Recorded information:

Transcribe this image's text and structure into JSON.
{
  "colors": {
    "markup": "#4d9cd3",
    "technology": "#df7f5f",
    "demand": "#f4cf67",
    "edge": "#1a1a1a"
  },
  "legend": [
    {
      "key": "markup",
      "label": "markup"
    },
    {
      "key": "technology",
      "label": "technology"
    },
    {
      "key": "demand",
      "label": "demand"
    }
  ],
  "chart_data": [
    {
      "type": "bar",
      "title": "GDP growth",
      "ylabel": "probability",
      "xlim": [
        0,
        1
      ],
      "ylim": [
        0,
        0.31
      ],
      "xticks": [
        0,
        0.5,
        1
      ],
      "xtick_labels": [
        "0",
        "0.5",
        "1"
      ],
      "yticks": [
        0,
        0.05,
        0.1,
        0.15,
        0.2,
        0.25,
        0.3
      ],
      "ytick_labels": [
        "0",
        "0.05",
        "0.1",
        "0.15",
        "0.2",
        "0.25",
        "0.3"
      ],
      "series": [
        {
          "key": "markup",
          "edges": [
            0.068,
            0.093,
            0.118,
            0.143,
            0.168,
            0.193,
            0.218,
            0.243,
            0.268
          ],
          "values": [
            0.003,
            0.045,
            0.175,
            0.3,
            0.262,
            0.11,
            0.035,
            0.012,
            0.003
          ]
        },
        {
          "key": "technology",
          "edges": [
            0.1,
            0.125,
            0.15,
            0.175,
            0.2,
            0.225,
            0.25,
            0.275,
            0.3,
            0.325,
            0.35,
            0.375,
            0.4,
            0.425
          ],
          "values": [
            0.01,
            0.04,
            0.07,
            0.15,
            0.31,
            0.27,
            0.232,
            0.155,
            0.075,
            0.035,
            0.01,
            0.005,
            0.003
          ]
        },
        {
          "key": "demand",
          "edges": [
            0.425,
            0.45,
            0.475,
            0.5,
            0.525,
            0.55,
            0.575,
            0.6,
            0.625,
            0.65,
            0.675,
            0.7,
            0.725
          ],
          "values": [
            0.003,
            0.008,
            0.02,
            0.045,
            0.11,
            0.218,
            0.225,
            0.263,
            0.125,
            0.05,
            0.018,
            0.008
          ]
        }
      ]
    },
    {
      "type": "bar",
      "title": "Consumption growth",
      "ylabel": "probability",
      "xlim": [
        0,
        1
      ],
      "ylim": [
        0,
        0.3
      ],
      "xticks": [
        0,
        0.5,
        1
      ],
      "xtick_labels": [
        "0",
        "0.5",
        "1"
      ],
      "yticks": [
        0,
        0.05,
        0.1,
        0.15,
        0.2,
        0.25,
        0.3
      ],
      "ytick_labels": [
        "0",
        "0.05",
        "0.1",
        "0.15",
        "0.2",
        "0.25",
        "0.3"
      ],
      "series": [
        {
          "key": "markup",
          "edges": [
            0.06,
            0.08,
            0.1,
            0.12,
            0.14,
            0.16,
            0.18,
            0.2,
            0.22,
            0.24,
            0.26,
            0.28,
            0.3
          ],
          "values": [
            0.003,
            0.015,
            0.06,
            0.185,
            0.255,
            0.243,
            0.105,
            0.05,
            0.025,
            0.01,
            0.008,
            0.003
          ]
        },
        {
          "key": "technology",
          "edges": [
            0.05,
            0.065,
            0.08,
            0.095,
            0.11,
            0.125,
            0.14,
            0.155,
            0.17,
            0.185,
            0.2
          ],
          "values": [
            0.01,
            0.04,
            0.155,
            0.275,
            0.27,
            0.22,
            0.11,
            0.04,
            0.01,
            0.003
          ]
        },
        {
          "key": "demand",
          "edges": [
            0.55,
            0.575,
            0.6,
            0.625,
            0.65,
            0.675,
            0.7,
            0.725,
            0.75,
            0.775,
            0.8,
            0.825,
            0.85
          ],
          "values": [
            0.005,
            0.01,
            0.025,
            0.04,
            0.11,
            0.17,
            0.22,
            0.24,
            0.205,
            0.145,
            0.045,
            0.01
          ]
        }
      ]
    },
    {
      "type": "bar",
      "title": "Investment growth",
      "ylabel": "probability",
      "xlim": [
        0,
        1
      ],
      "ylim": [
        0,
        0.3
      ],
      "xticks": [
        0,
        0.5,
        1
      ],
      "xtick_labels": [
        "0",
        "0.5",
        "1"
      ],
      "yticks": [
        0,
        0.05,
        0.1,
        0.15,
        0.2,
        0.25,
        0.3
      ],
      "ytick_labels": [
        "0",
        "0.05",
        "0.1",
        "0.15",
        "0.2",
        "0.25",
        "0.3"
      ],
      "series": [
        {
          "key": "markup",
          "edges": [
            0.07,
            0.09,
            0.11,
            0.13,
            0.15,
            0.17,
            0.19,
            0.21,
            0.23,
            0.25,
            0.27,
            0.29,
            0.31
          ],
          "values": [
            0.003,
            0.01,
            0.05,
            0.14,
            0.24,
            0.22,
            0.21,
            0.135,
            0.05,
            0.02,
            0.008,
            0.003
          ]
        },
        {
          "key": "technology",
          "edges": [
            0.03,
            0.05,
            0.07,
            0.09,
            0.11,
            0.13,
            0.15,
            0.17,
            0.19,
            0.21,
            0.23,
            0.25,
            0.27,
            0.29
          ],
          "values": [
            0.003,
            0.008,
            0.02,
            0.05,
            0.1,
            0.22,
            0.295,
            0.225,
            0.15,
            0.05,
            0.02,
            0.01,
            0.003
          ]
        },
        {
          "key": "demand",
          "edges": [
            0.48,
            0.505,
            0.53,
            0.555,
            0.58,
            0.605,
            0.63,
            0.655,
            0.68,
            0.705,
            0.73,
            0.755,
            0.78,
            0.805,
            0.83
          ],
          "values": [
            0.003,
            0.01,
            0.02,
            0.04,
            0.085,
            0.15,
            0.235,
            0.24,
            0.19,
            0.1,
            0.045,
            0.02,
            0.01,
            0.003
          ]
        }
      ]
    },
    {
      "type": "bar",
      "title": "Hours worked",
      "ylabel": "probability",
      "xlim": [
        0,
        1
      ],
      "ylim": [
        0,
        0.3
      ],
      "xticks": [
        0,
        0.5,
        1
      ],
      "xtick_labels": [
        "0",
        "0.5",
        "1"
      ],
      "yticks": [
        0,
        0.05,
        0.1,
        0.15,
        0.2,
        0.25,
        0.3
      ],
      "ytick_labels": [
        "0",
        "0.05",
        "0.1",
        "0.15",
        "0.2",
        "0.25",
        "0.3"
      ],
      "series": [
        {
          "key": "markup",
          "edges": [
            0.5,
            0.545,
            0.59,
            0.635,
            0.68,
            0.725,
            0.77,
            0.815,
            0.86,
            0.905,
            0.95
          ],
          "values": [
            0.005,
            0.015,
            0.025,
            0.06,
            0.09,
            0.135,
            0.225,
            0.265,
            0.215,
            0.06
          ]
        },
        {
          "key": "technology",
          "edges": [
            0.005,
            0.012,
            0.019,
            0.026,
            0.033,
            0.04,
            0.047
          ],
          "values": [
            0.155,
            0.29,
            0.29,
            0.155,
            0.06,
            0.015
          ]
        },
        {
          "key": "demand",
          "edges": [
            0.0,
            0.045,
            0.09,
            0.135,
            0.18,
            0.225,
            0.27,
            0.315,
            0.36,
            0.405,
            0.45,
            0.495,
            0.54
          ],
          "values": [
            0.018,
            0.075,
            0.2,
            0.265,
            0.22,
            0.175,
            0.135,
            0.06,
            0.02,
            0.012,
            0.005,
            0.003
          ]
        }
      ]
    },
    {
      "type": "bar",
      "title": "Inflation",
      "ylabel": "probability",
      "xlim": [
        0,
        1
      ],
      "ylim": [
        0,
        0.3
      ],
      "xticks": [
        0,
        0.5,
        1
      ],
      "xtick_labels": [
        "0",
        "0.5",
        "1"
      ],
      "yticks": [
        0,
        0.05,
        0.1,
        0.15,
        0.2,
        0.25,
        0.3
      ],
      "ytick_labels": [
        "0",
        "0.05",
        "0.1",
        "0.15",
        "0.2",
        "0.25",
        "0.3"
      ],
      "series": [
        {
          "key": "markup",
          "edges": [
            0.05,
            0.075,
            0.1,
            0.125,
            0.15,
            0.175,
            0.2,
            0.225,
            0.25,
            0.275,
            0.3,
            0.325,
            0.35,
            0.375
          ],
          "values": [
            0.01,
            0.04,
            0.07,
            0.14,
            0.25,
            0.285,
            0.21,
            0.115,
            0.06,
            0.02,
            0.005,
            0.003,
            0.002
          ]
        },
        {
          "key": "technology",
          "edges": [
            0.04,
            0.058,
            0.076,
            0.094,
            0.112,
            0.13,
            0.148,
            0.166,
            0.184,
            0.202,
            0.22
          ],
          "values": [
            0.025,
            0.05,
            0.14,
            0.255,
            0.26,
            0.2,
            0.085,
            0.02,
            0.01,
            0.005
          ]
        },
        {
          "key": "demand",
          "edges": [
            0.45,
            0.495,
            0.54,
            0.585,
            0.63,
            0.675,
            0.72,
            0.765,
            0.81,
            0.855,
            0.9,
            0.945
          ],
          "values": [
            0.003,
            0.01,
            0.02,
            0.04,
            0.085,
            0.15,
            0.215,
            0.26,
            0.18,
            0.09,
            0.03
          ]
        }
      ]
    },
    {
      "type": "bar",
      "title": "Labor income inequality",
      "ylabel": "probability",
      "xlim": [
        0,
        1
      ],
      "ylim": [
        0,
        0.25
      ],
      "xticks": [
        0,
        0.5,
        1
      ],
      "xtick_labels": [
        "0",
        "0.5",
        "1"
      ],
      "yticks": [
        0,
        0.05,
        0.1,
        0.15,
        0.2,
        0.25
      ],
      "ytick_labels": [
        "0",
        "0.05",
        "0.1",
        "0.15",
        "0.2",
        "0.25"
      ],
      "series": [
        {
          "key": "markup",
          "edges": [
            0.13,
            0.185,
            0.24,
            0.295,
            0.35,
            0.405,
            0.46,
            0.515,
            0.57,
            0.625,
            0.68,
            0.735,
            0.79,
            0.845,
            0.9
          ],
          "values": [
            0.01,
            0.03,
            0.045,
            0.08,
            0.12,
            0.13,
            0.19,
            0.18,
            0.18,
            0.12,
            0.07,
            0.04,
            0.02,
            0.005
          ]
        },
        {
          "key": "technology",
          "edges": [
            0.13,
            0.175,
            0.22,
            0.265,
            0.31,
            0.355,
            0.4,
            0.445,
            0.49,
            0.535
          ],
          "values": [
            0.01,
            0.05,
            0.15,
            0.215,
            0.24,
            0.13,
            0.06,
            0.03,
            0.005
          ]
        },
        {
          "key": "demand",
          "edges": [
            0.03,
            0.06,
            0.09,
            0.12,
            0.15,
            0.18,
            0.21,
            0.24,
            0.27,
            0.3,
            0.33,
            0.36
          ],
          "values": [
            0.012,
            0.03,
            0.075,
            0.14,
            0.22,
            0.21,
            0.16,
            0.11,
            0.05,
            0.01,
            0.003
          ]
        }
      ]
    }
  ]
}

Task requirements: Select all lines in the listing above where the word "growth" appears, and show them.

Solution to the problem:
      "title": "GDP growth",
      "title": "Consumption growth",
      "title": "Investment growth",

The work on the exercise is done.